━━━ MATERIALS PROVIDED

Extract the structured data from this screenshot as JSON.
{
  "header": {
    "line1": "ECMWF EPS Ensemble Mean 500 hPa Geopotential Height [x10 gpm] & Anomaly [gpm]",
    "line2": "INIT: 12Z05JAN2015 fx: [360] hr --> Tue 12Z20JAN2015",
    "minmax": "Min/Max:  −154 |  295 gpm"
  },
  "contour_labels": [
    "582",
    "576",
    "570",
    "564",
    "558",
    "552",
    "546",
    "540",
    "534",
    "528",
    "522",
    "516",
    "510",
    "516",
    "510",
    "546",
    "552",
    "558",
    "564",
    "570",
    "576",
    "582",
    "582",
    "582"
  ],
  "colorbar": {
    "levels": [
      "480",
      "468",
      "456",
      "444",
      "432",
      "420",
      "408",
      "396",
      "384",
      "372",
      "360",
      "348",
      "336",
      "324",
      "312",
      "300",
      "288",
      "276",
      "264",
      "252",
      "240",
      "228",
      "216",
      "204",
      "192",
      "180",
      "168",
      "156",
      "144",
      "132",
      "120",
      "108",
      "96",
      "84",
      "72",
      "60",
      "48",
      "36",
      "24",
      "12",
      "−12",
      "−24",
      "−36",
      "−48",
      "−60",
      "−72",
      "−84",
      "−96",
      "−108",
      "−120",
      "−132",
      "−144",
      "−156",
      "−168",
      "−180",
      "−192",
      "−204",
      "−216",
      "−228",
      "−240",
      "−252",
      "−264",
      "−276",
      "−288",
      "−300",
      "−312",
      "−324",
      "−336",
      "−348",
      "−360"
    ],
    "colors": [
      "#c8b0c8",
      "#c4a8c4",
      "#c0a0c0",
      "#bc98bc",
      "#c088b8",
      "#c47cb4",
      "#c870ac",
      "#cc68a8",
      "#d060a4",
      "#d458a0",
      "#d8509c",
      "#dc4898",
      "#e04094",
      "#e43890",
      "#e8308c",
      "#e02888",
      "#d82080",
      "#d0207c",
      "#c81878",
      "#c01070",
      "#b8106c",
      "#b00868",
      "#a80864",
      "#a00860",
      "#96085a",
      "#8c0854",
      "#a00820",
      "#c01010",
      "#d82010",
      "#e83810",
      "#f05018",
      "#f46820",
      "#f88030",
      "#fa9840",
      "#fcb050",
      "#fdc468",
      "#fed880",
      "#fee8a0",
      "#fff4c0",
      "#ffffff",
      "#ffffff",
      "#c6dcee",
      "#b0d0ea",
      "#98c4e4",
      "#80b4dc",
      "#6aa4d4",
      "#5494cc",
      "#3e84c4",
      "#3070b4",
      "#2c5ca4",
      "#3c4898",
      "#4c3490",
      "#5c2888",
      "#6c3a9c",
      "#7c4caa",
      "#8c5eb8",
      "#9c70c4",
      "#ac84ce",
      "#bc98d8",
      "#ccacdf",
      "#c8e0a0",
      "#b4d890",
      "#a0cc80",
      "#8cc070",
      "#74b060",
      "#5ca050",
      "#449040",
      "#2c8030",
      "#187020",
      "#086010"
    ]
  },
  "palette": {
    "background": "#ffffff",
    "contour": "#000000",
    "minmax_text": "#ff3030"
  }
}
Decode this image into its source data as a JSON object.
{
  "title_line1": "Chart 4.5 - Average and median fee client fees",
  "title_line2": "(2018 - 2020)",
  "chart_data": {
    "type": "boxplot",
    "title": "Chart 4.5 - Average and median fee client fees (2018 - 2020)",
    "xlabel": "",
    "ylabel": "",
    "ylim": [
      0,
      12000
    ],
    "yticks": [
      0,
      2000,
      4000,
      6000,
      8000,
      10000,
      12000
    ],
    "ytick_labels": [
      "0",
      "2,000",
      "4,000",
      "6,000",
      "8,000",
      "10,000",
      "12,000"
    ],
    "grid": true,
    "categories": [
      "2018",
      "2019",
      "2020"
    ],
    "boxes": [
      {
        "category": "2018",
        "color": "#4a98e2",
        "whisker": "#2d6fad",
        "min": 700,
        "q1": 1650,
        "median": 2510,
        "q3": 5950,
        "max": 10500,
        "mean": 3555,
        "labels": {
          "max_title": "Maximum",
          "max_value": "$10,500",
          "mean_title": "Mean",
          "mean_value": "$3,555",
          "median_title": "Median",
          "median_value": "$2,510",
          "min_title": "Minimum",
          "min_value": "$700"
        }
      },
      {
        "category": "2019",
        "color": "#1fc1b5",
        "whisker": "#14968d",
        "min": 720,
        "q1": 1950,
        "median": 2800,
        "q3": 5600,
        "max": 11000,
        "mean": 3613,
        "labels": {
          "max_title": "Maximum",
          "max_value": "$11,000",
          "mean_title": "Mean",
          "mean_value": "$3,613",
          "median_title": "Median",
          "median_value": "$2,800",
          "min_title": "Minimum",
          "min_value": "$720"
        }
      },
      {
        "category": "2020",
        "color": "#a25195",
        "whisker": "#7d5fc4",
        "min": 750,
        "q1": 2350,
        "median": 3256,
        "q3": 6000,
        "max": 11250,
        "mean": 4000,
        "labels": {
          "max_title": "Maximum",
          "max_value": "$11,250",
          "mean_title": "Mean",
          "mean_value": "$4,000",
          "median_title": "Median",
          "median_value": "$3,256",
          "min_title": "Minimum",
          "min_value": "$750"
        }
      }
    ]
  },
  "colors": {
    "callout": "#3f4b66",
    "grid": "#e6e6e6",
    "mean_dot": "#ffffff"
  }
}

━━━━━━

WHAT THIS TASK INVOLVES: Each line of the material should be duplicated exactly, please.

ANSWER FOR THE TASK:
Extract the structured data from this screenshot as JSON.
{
  "header": {
    "line1": "ECMWF EPS Ensemble Mean 500 hPa Geopotential Height [x10 gpm] & Anomaly [gpm]",
    "line2": "INIT: 12Z05JAN2015 fx: [360] hr --> Tue 12Z20JAN2015",
    "minmax": "Min/Max:  −154 |  295 gpm"
  },
  "contour_labels": [
    "582",
    "576",
    "570",
    "564",
    "558",
    "552",
    "546",
    "540",
    "534",
    "528",
    "522",
    "516",
    "510",
    "516",
    "510",
    "546",
    "552",
    "558",
    "564",
    "570",
    "576",
    "582",
    "582",
    "582"
  ],
  "colorbar": {
    "levels": [
      "480",
      "468",
      "456",
      "444",
      "432",
      "420",
      "408",
      "396",
      "384",
      "372",
      "360",
      "348",
      "336",
      "324",
      "312",
      "300",
      "288",
      "276",
      "264",
      "252",
      "240",
      "228",
      "216",
      "204",
      "192",
      "180",
      "168",
      "156",
      "144",
      "132",
      "120",
      "108",
      "96",
      "84",
      "72",
      "60",
      "48",
      "36",
      "24",
      "12",
      "−12",
      "−24",
      "−36",
      "−48",
      "−60",
      "−72",
      "−84",
      "−96",
      "−108",
      "−120",
      "−132",
      "−144",
      "−156",
      "−168",
      "−180",
      "−192",
      "−204",
      "−216",
      "−228",
      "−240",
      "−252",
      "−264",
      "−276",
      "−288",
      "−300",
      "−312",
      "−324",
      "−336",
      "−348",
      "−360"
    ],
    "colors": [
      "#c8b0c8",
      "#c4a8c4",
      "#c0a0c0",
      "#bc98bc",
      "#c088b8",
      "#c47cb4",
      "#c870ac",
      "#cc68a8",
      "#d060a4",
      "#d458a0",
      "#d8509c",
      "#dc4898",
      "#e04094",
      "#e43890",
      "#e8308c",
      "#e02888",
      "#d82080",
      "#d0207c",
      "#c81878",
      "#c01070",
      "#b8106c",
      "#b00868",
      "#a80864",
      "#a00860",
      "#96085a",
      "#8c0854",
      "#a00820",
      "#c01010",
      "#d82010",
      "#e83810",
      "#f05018",
      "#f46820",
      "#f88030",
      "#fa9840",
      "#fcb050",
      "#fdc468",
      "#fed880",
      "#fee8a0",
      "#fff4c0",
      "#ffffff",
      "#ffffff",
      "#c6dcee",
      "#b0d0ea",
      "#98c4e4",
      "#80b4dc",
      "#6aa4d4",
      "#5494cc",
      "#3e84c4",
      "#3070b4",
      "#2c5ca4",
      "#3c4898",
      "#4c3490",
      "#5c2888",
      "#6c3a9c",
      "#7c4caa",
      "#8c5eb8",
      "#9c70c4",
      "#ac84ce",
      "#bc98d8",
      "#ccacdf",
      "#c8e0a0",
      "#b4d890",
      "#a0cc80",
      "#8cc070",
      "#74b060",
      "#5ca050",
      "#449040",
      "#2c8030",
      "#187020",
      "#086010"
    ]
  },
  "palette": {
    "background": "#ffffff",
    "contour": "#000000",
    "minmax_text": "#ff3030"
  }
}
Decode this image into its source data as a JSON object.
{
  "title_line1": "Chart 4.5 - Average and median fee client fees",
  "title_line2": "(2018 - 2020)",
  "chart_data": {
    "type": "boxplot",
    "title": "Chart 4.5 - Average and median fee client fees (2018 - 2020)",
    "xlabel": "",
    "ylabel": "",
    "ylim": [
      0,
      12000
    ],
    "yticks": [
      0,
      2000,
      4000,
      6000,
      8000,
      10000,
      12000
    ],
    "ytick_labels": [
      "0",
      "2,000",
      "4,000",
      "6,000",
      "8,000",
      "10,000",
      "12,000"
    ],
    "grid": true,
    "categories": [
      "2018",
      "2019",
      "2020"
    ],
    "boxes": [
      {
        "category": "2018",
        "color": "#4a98e2",
        "whisker": "#2d6fad",
        "min": 700,
        "q1": 1650,
        "median": 2510,
        "q3": 5950,
        "max": 10500,
        "mean": 3555,
        "labels": {
          "max_title": "Maximum",
          "max_value": "$10,500",
          "mean_title": "Mean",
          "mean_value": "$3,555",
          "median_title": "Median",
          "median_value": "$2,510",
          "min_title": "Minimum",
          "min_value": "$700"
        }
      },
      {
        "category": "2019",
        "color": "#1fc1b5",
        "whisker": "#14968d",
        "min": 720,
        "q1": 1950,
        "median": 2800,
        "q3": 5600,
        "max": 11000,
        "mean": 3613,
        "labels": {
          "max_title": "Maximum",
          "max_value": "$11,000",
          "mean_title": "Mean",
          "mean_value": "$3,613",
          "median_title": "Median",
          "median_value": "$2,800",
          "min_title": "Minimum",
          "min_value": "$720"
        }
      },
      {
        "category": "2020",
        "color": "#a25195",
        "whisker": "#7d5fc4",
        "min": 750,
        "q1": 2350,
        "median": 3256,
        "q3": 6000,
        "max": 11250,
        "mean": 4000,
        "labels": {
          "max_title": "Maximum",
          "max_value": "$11,250",
          "mean_title": "Mean",
          "mean_value": "$4,000",
          "median_title": "Median",
          "median_value": "$3,256",
          "min_title": "Minimum",
          "min_value": "$750"
        }
      }
    ]
  },
  "colors": {
    "callout": "#3f4b66",
    "grid": "#e6e6e6",
    "mean_dot": "#ffffff"
  }
}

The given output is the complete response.